>>>
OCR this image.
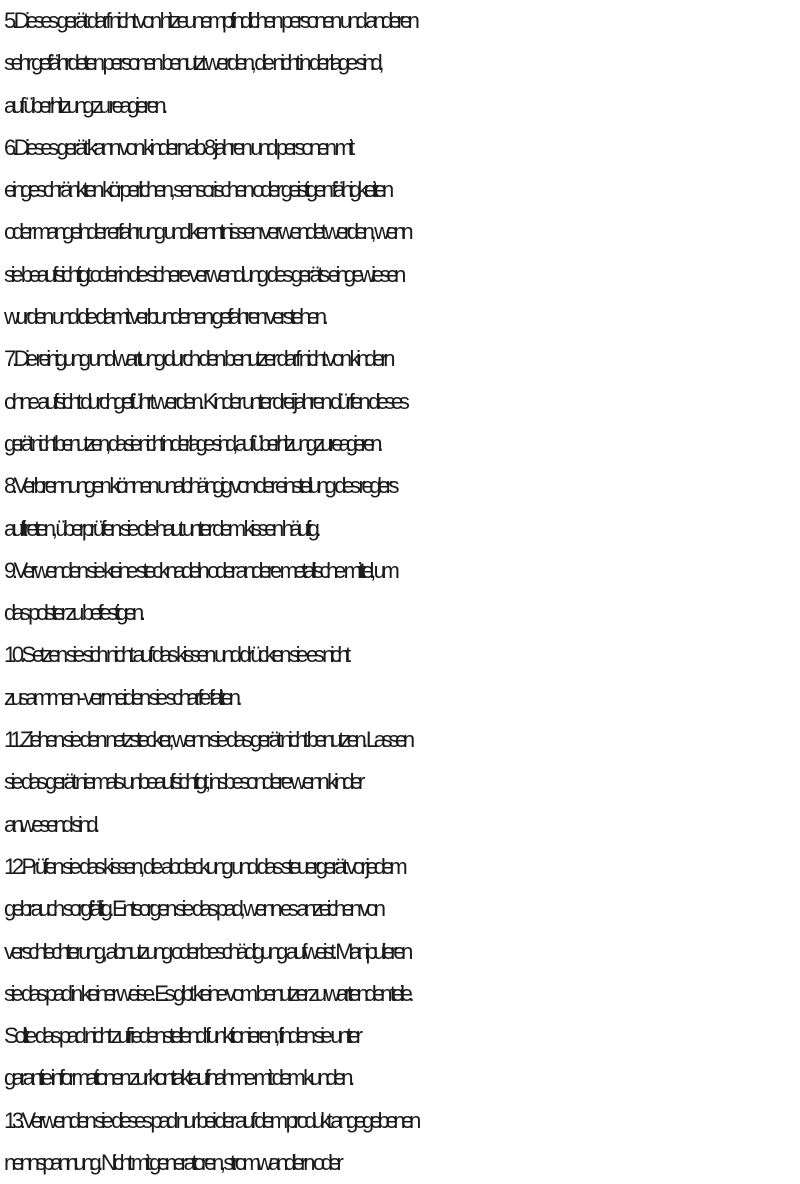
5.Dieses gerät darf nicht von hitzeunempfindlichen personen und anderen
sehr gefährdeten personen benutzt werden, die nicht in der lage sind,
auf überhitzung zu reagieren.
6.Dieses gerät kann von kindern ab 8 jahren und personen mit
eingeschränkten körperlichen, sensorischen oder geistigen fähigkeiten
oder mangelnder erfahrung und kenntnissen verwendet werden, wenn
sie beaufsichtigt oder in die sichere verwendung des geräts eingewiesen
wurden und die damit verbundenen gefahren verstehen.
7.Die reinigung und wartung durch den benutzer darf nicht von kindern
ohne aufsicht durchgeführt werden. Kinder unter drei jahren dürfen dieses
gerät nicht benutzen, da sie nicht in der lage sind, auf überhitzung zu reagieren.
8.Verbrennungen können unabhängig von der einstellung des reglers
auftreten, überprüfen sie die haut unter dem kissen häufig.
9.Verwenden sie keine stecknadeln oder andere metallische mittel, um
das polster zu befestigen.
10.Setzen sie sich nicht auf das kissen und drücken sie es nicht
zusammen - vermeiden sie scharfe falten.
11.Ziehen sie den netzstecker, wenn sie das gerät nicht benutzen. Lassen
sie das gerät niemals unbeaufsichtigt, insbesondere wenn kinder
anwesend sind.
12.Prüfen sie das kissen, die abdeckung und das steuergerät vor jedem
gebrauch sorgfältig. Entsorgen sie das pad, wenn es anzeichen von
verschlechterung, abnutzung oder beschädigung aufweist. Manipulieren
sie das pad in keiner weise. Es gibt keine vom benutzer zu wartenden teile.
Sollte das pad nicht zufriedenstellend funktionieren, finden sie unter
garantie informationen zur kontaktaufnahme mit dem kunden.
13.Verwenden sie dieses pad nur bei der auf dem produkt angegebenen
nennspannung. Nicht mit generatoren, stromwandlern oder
<<<
** Required task **
Read the entries and show each line that mentions "benutzer".

** Solution for this exercise **
7.Die reinigung und wartung durch den benutzer darf nicht von kindern
sie das pad in keiner weise. Es gibt keine vom benutzer zu wartenden teile.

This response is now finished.